DIRECTIONS FOR THIS TASK →
Take every line that has the string "ÇAPI" and copy it out.

****************************************

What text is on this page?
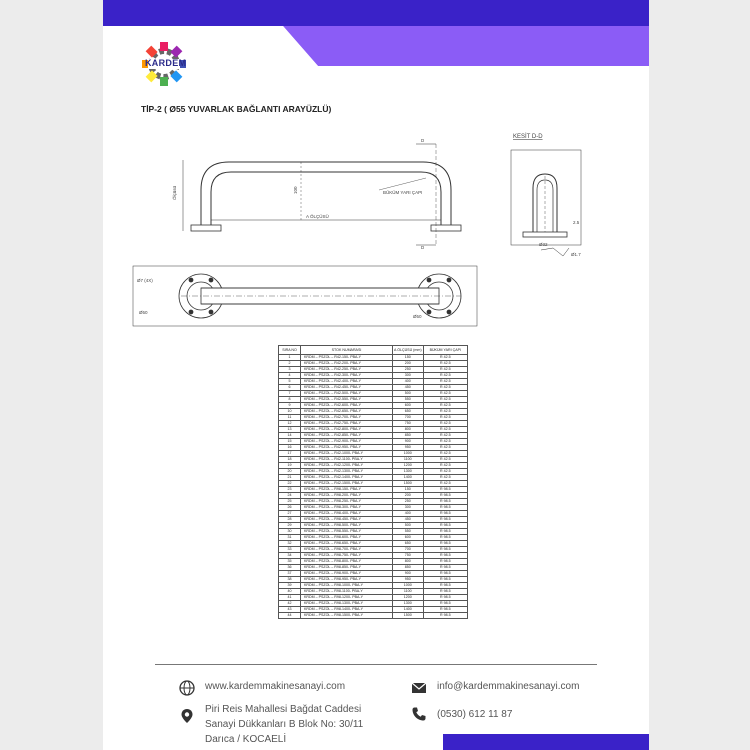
KARDEM
TİP-2 ( Ø55 YUVARLAK BAĞLANTI ARAYÜZLÜ)
BÜKÜM YARI ÇAPI
A ÖLÇÜSÜ
Ölçüsü	100
D
D
KESİT D-D
2.5
Ø32
Ø1.7
Ø7 (4X)
Ø50
Ø50
SIRA NO	STOK NUMARASI	A ÖLÇÜSÜ (mm)	BÜKÜM YARI ÇAPI
1	KRDM – PSZOL – R42-150- PBA-Y	150	R 42.5
2	KRDM – PSZOL – R42-200- PBA-Y	200	R 42.5
3	KRDM – PSZOL – R42-250- PBA-Y	250	R 42.5
4	KRDM – PSZOL – R42-300- PBA-Y	300	R 42.5
5	KRDM – PSZOL – R42-400- PBA-Y	400	R 42.5
6	KRDM – PSZOL – R42-450- PBA-Y	450	R 42.5
7	KRDM – PSZOL – R42-500- PBA-Y	500	R 42.5
8	KRDM – PSZOL – R42-550- PBA-Y	550	R 42.5
9	KRDM – PSZOL – R42-600- PBA-Y	600	R 42.5
10	KRDM – PSZOL – R42-650- PBA-Y	650	R 42.5
11	KRDM – PSZOL – R42-700- PBA-Y	700	R 42.5
12	KRDM – PSZOL – R42-750- PBA-Y	750	R 42.5
13	KRDM – PSZOL – R42-800- PBA-Y	800	R 42.5
14	KRDM – PSZOL – R42-850- PBA-Y	850	R 42.5
15	KRDM – PSZOL – R42-900- PBA-Y	900	R 42.5
16	KRDM – PSZOL – R42-950- PBA-Y	950	R 42.5
17	KRDM – PSZOL – R42-1000- PBA-Y	1000	R 42.5
18	KRDM – PSZOL – R42-1100- PBA-Y	1100	R 42.5
19	KRDM – PSZOL – R42-1200- PBA-Y	1200	R 42.5
20	KRDM – PSZOL – R42-1300- PBA-Y	1300	R 42.5
21	KRDM – PSZOL – R42-1400- PBA-Y	1400	R 42.5
22	KRDM – PSZOL – R42-1500- PBA-Y	1500	R 42.5
23	KRDM – PSZOL – R98-150- PBA-Y	150	R 98.5
24	KRDM – PSZOL – R98-200- PBA-Y	200	R 98.5
25	KRDM – PSZOL – R98-250- PBA-Y	250	R 98.5
26	KRDM – PSZOL – R98-300- PBA-Y	300	R 98.5
27	KRDM – PSZOL – R98-400- PBA-Y	400	R 98.5
28	KRDM – PSZOL – R98-450- PBA-Y	450	R 98.5
29	KRDM – PSZOL – R98-500- PBA-Y	500	R 98.5
30	KRDM – PSZOL – R98-550- PBA-Y	550	R 98.5
31	KRDM – PSZOL – R98-600- PBA-Y	600	R 98.5
32	KRDM – PSZOL – R98-650- PBA-Y	650	R 98.5
33	KRDM – PSZOL – R98-700- PBA-Y	700	R 98.5
34	KRDM – PSZOL – R98-750- PBA-Y	750	R 98.5
35	KRDM – PSZOL – R98-800- PBA-Y	800	R 98.5
36	KRDM – PSZOL – R98-850- PBA-Y	850	R 98.5
37	KRDM – PSZOL – R98-900- PBA-Y	900	R 98.5
38	KRDM – PSZOL – R98-950- PBA-Y	950	R 98.5
39	KRDM – PSZOL – R98-1000- PBA-Y	1000	R 98.5
40	KRDM – PSZOL – R98-1100- PBA-Y	1100	R 98.5
41	KRDM – PSZOL – R98-1200- PBA-Y	1200	R 98.5
42	KRDM – PSZOL – R98-1300- PBA-Y	1300	R 98.5
43	KRDM – PSZOL – R98-1400- PBA-Y	1400	R 98.5
44	KRDM – PSZOL – R98-1500- PBA-Y	1500	R 98.5
www.kardemmakinesanayi.com	info@kardemmakinesanayi.com
Piri Reis Mahallesi Bağdat Caddesi
Sanayi Dükkanları B Blok No: 30/11
Darıca / KOCAELİ
(0530) 612 11 87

****************************************

RESPONSE FOR THIS EXERCISE →
BÜKÜM YARI ÇAPI
SIRA NO	STOK NUMARASI	A ÖLÇÜSÜ (mm)	BÜKÜM YARI ÇAPI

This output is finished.